» **Brief**: Quote the listing below in full and exactly as written, but omit every picture.

» **Recorded data**:

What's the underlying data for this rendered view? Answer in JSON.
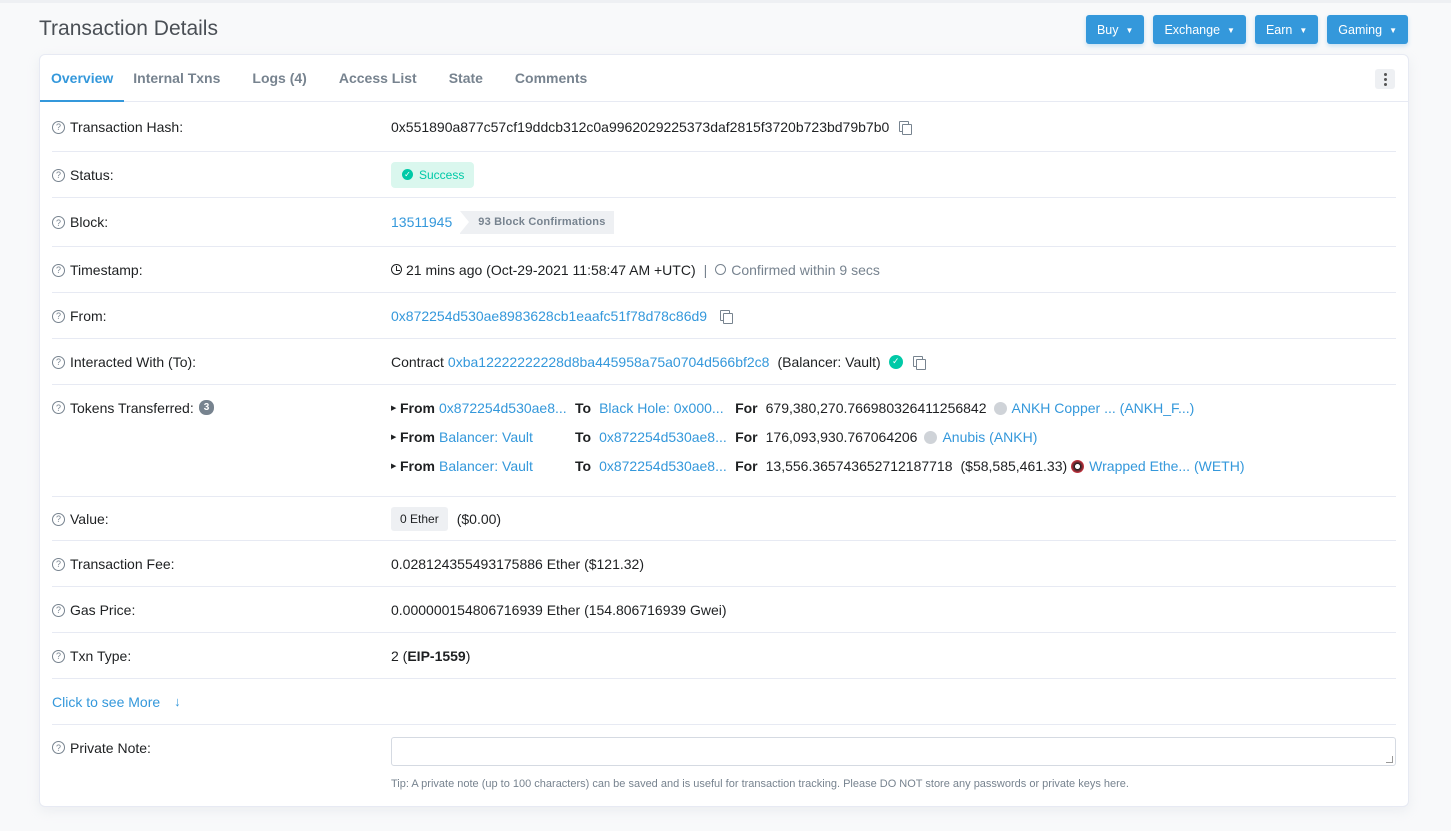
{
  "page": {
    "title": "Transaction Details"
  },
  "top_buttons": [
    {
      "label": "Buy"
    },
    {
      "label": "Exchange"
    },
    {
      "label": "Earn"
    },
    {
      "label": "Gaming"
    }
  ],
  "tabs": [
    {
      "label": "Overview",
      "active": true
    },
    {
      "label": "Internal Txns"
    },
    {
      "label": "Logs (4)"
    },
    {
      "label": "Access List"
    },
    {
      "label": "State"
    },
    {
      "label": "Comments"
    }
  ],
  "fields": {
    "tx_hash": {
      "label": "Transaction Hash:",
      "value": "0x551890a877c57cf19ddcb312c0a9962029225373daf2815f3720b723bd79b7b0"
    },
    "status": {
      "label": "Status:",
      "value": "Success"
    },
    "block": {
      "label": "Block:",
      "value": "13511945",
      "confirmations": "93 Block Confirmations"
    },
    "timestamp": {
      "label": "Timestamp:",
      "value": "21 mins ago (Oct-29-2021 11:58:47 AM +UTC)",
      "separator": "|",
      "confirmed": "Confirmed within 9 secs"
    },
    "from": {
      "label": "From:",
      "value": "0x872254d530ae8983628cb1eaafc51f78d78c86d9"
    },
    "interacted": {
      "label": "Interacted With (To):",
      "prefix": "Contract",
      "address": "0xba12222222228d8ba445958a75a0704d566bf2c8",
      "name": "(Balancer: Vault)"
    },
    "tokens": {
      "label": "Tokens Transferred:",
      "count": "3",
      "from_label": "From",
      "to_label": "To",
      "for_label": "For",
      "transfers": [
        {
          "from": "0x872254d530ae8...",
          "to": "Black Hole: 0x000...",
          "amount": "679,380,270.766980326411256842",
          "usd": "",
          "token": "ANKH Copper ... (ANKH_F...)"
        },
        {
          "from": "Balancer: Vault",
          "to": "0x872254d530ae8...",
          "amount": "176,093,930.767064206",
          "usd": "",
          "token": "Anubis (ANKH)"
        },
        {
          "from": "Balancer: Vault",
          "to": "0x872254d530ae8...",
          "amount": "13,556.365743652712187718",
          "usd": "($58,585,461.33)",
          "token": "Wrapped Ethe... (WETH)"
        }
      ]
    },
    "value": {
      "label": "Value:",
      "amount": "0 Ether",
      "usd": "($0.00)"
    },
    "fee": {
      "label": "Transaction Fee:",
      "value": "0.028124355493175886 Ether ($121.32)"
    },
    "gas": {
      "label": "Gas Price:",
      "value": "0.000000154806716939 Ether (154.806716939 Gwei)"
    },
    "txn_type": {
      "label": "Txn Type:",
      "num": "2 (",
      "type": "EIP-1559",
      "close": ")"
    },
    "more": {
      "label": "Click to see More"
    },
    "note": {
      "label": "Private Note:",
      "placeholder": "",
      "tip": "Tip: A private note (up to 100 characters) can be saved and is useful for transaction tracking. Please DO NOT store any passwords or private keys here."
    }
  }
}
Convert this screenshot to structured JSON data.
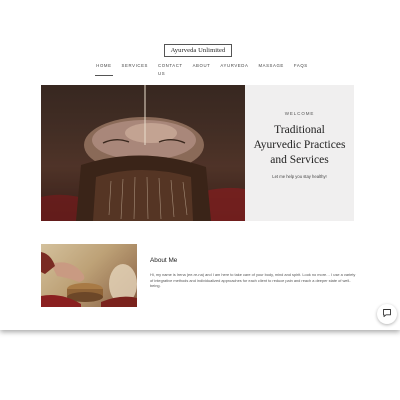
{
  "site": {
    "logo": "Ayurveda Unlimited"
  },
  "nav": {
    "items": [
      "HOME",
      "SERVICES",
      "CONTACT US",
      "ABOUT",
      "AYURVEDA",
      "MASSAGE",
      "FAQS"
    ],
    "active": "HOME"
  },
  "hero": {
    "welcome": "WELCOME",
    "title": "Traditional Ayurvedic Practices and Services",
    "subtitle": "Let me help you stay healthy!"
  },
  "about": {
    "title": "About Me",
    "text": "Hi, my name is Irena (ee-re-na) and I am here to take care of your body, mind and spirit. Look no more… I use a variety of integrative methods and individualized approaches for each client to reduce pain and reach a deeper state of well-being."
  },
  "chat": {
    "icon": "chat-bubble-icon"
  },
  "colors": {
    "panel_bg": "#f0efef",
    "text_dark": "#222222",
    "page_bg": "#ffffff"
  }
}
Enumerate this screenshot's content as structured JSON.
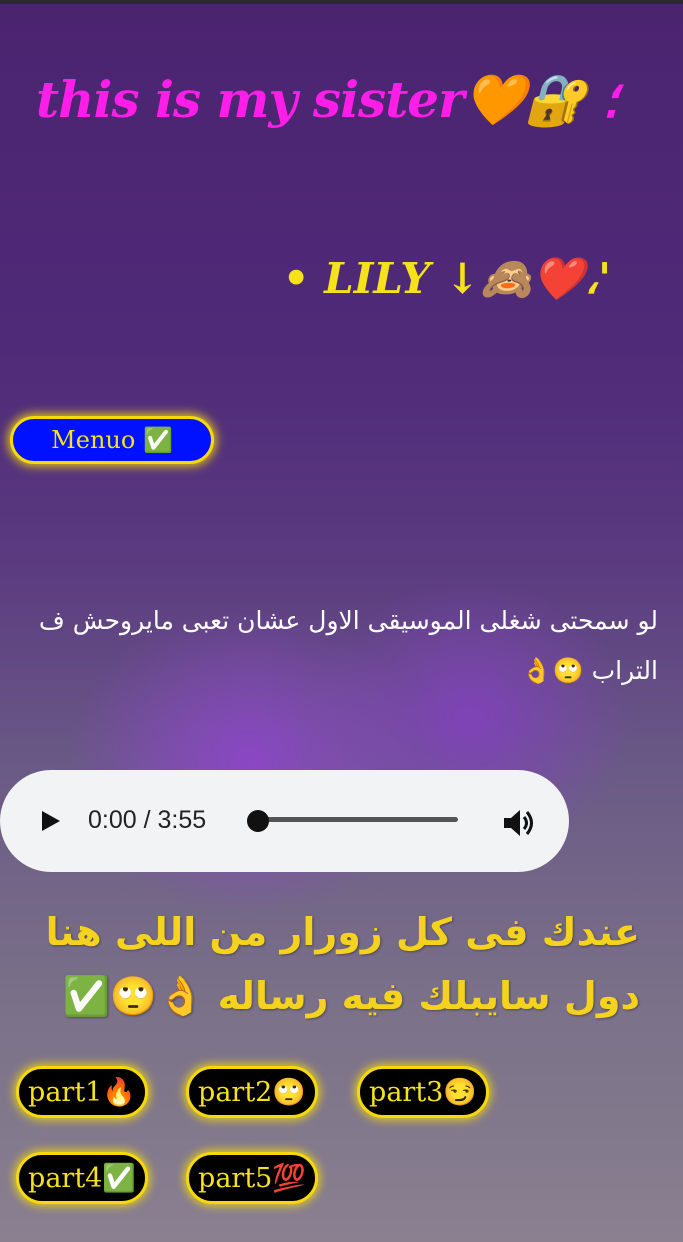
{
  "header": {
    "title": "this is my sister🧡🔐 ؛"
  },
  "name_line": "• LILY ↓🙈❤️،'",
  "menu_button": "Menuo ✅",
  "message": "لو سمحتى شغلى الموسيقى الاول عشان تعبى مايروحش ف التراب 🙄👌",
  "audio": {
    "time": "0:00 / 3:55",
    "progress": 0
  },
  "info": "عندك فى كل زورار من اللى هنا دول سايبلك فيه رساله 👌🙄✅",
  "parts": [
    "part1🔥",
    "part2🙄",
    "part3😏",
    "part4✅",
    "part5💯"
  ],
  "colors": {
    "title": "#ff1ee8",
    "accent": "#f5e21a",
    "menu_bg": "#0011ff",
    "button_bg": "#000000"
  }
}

» **Finished task**:
What's the underlying data for this rendered view? Answer in JSON.
{
  "page": {
    "title": "Transaction Details"
  },
  "top_buttons": [
    {
      "label": "Buy"
    },
    {
      "label": "Exchange"
    },
    {
      "label": "Earn"
    },
    {
      "label": "Gaming"
    }
  ],
  "tabs": [
    {
      "label": "Overview",
      "active": true
    },
    {
      "label": "Internal Txns"
    },
    {
      "label": "Logs (4)"
    },
    {
      "label": "Access List"
    },
    {
      "label": "State"
    },
    {
      "label": "Comments"
    }
  ],
  "fields": {
    "tx_hash": {
      "label": "Transaction Hash:",
      "value": "0x551890a877c57cf19ddcb312c0a9962029225373daf2815f3720b723bd79b7b0"
    },
    "status": {
      "label": "Status:",
      "value": "Success"
    },
    "block": {
      "label": "Block:",
      "value": "13511945",
      "confirmations": "93 Block Confirmations"
    },
    "timestamp": {
      "label": "Timestamp:",
      "value": "21 mins ago (Oct-29-2021 11:58:47 AM +UTC)",
      "separator": "|",
      "confirmed": "Confirmed within 9 secs"
    },
    "from": {
      "label": "From:",
      "value": "0x872254d530ae8983628cb1eaafc51f78d78c86d9"
    },
    "interacted": {
      "label": "Interacted With (To):",
      "prefix": "Contract",
      "address": "0xba12222222228d8ba445958a75a0704d566bf2c8",
      "name": "(Balancer: Vault)"
    },
    "tokens": {
      "label": "Tokens Transferred:",
      "count": "3",
      "from_label": "From",
      "to_label": "To",
      "for_label": "For",
      "transfers": [
        {
          "from": "0x872254d530ae8...",
          "to": "Black Hole: 0x000...",
          "amount": "679,380,270.766980326411256842",
          "usd": "",
          "token": "ANKH Copper ... (ANKH_F...)"
        },
        {
          "from": "Balancer: Vault",
          "to": "0x872254d530ae8...",
          "amount": "176,093,930.767064206",
          "usd": "",
          "token": "Anubis (ANKH)"
        },
        {
          "from": "Balancer: Vault",
          "to": "0x872254d530ae8...",
          "amount": "13,556.365743652712187718",
          "usd": "($58,585,461.33)",
          "token": "Wrapped Ethe... (WETH)"
        }
      ]
    },
    "value": {
      "label": "Value:",
      "amount": "0 Ether",
      "usd": "($0.00)"
    },
    "fee": {
      "label": "Transaction Fee:",
      "value": "0.028124355493175886 Ether ($121.32)"
    },
    "gas": {
      "label": "Gas Price:",
      "value": "0.000000154806716939 Ether (154.806716939 Gwei)"
    },
    "txn_type": {
      "label": "Txn Type:",
      "num": "2 (",
      "type": "EIP-1559",
      "close": ")"
    },
    "more": {
      "label": "Click to see More"
    },
    "note": {
      "label": "Private Note:",
      "placeholder": "",
      "tip": "Tip: A private note (up to 100 characters) can be saved and is useful for transaction tracking. Please DO NOT store any passwords or private keys here."
    }
  }
}
Convert this screenshot to structured JSON data.
{
  "site": {
    "logo": "Ayurveda Unlimited"
  },
  "nav": {
    "items": [
      "HOME",
      "SERVICES",
      "CONTACT US",
      "ABOUT",
      "AYURVEDA",
      "MASSAGE",
      "FAQS"
    ],
    "active": "HOME"
  },
  "hero": {
    "welcome": "WELCOME",
    "title": "Traditional Ayurvedic Practices and Services",
    "subtitle": "Let me help you stay healthy!"
  },
  "about": {
    "title": "About Me",
    "text": "Hi, my name is Irena (ee-re-na) and I am here to take care of your body, mind and spirit. Look no more… I use a variety of integrative methods and individualized approaches for each client to reduce pain and reach a deeper state of well-being."
  },
  "chat": {
    "icon": "chat-bubble-icon"
  },
  "colors": {
    "panel_bg": "#f0efef",
    "text_dark": "#222222",
    "page_bg": "#ffffff"
  }
}
Enumerate this screenshot's content as structured JSON.
{
  "header": {
    "title": "this is my sister🧡🔐 ؛"
  },
  "name_line": "• LILY ↓🙈❤️،'",
  "menu_button": "Menuo ✅",
  "message": "لو سمحتى شغلى الموسيقى الاول عشان تعبى مايروحش ف التراب 🙄👌",
  "audio": {
    "time": "0:00 / 3:55",
    "progress": 0
  },
  "info": "عندك فى كل زورار من اللى هنا دول سايبلك فيه رساله 👌🙄✅",
  "parts": [
    "part1🔥",
    "part2🙄",
    "part3😏",
    "part4✅",
    "part5💯"
  ],
  "colors": {
    "title": "#ff1ee8",
    "accent": "#f5e21a",
    "menu_bg": "#0011ff",
    "button_bg": "#000000"
  }
}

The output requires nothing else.